— Problem to work on —
Answer these questions about the forum discussion.
1. After making it through Prophecies of the Dragon, what did the remaining characters do?
2. What did one of the first encounters in Prophecies of the Dragon pit the group against?
3. To what website did the WotC board people move?

I played a couple sessions via a message board. The GM played a little fast and loose with the channeling rules so the Wilder was a bit extra powerful. It didn't last long before the GM abandoned the game however.
 

Hrm...perhaps that's why our group didn't do so well, we had one channeler who was kind of random in his attendance.

We made it through Prophecies of the Dragon, with an over 100% casualty rate. (I.e., every single party member had died at least once, and been replaced.) The remaining characters promptly found a place to operate an inn, having a lot of money and nothing to spend it on.

Brad
 

We ran it for a bit, with two male channelers (one wilder, one initiate) and two warrior characters. It was pretty fun when I was running an ad-hoc campaign against whitecloaks, but it all disintegrated after I tried running Prophecies of the Dragon... one of the first encounters (against a swarm of rats!) wound up killing the group, and the game.

That being said, I love the rules of the game, especially in how it utilizes regional feats.
 

Owen K.C. Stephens isn't your name on that book lol

I ran a 2 year campaign, and wrote and edited one of the fan based netbooks after WotC did not pursue the licence, which was really sad, and I was supprised as I thought sales would have supported another go at it.

The book itself is wonderful. of all the Book to Game experiances I had it was the best. You have to use the social constraints on channelers or they do dominate the game, when they do Gholams and people with Fox head medallions are good to throw in. Also be very careful if you make a mistake, you don't get to ressurect a character, he is just plain dead, or worse balefired and never existed.

Prophecies of the Dragon is junk, I hate to say it, but basicly it was too many hands in the cooking pot trying to cook too fast and when a cook does not do his part or does a lousy job, the best editor in the world with a deadline that is coming on way to soon cannot save it.; The book is what it is, Junk, It also completely goes against cannon, plus it has some of the worst stat blokcs ever. The fan community was working on a rewrite last I heard.

The WotC board peps all moved to www.callofthehorn.com and still play the game and write material for the game.

(shout out to Randy Madden, aka Eosin the Red, for still supporting it for so many years.)

I really recomend downloading the fan based netbooks, as there is too little within the one book (Under the Dragons Banner and Age of Illusion too name two of them.) from his websight.

It is one of the best character driven settings I have played in, Licence product designers don't get enough credit they did a hell of a job with this book, you have no idea how tough it is to design something that is already defined (and that definition is unbalancing) and you have to balance it.

Charles Ryan, Ross Isaacs, Christian Moore, Owen K.C. Stephens, Rateliff , and Steven Long
did something amazing with this book,

I wish Star Wars was not the only licenced product you were doing,

the only one that has been as close to this cool is The Game of Thrones and it's sad it went the way it did

Just like D20 Harry Potter went the way it did
 

Role-playing is a must. Combat is onthe light side but deadly when it happens (as it should be to keep the spirit of the books.) The monsters are stronger than the PCs and once 'named' monsters start appearing, things can go south in a fight very, very quickly.

— Data rows —
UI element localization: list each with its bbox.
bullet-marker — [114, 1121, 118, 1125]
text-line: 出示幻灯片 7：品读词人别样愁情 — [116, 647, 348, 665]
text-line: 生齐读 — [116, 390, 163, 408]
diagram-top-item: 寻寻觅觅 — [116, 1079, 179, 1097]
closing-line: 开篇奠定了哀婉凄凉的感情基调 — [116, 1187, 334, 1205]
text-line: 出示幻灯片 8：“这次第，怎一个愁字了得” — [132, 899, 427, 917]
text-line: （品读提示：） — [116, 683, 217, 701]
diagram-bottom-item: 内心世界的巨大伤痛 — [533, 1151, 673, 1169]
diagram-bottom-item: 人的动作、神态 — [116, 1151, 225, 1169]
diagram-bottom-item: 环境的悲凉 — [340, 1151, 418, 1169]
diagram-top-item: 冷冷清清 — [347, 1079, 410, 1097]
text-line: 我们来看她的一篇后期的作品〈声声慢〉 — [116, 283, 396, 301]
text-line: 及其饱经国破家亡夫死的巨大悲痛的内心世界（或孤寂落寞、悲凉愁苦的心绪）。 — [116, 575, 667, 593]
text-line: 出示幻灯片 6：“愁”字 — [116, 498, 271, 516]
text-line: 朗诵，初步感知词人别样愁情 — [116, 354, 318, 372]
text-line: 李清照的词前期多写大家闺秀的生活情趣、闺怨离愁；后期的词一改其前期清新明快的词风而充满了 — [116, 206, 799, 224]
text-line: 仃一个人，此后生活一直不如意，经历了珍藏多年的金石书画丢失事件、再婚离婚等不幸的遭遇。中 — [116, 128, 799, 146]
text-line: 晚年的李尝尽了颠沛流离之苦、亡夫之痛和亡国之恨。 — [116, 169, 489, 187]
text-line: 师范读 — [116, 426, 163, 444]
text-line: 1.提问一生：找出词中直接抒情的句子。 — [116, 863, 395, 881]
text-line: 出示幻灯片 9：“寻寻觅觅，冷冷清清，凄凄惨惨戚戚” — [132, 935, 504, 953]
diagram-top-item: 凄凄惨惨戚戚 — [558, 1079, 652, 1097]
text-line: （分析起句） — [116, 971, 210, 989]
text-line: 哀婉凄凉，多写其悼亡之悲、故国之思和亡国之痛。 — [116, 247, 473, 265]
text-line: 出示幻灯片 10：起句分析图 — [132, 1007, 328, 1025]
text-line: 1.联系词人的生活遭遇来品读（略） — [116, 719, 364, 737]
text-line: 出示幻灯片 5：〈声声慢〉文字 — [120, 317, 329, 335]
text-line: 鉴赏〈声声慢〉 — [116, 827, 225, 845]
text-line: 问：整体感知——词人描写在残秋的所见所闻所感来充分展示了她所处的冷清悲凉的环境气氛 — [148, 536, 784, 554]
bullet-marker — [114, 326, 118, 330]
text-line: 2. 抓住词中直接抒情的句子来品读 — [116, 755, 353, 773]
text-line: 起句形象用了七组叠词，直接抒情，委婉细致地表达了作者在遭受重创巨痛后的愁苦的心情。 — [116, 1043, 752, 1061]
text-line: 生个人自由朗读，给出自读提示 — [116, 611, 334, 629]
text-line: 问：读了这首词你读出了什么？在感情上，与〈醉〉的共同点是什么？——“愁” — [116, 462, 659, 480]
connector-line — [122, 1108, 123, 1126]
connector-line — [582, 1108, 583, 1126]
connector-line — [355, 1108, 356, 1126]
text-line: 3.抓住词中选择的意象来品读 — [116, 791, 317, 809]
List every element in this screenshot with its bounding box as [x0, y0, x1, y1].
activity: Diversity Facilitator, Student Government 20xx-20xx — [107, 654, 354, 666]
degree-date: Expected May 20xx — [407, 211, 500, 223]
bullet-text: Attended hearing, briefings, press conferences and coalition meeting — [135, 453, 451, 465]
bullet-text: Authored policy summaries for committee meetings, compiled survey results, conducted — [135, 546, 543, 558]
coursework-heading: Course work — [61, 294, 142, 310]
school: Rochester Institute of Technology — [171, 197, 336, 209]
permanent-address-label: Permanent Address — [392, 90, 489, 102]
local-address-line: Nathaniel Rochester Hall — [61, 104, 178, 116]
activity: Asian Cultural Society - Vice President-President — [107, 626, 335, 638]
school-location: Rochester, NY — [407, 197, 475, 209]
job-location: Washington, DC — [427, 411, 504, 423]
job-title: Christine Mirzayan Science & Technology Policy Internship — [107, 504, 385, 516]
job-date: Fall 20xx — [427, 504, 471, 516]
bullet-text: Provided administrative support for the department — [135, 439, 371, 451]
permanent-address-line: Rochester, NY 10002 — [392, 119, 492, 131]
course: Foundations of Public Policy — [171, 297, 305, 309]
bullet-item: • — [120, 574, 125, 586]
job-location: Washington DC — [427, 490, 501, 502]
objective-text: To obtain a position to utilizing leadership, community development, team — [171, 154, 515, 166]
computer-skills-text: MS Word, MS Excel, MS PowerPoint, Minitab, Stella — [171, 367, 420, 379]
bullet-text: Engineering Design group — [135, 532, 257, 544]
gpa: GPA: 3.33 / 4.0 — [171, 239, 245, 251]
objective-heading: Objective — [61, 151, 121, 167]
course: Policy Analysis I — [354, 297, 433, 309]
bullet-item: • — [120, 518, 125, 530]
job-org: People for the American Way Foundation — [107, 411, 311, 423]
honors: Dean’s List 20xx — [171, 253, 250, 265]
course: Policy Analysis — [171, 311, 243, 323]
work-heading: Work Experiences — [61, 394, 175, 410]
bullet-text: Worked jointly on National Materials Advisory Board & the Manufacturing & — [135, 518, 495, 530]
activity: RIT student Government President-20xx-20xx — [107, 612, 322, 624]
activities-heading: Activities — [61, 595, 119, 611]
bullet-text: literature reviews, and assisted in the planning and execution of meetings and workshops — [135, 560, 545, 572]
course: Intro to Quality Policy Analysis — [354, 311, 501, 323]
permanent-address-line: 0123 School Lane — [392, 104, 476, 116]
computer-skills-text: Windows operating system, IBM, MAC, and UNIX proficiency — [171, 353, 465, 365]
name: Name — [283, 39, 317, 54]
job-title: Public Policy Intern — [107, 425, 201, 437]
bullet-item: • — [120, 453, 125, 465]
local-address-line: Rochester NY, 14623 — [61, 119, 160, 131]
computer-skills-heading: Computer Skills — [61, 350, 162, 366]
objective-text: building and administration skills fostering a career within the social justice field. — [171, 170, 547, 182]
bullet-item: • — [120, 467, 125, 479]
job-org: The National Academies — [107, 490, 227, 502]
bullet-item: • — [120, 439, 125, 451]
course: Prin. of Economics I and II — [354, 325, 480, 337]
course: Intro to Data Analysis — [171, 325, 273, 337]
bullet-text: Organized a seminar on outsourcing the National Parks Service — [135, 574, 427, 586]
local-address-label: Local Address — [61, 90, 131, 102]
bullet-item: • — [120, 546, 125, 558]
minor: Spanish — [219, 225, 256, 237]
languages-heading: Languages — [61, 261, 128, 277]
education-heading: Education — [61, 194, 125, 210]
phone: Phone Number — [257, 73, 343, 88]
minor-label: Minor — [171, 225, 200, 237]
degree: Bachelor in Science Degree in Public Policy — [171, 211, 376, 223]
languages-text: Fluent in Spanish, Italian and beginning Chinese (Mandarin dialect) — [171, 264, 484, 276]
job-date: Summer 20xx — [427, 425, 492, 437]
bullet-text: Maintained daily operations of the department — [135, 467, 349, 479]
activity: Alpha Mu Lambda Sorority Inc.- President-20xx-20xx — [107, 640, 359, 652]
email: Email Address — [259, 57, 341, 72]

— Final result —
1. They found a place to operate an inn.
2. A swarm of rats.
3. www.callofthehorn.com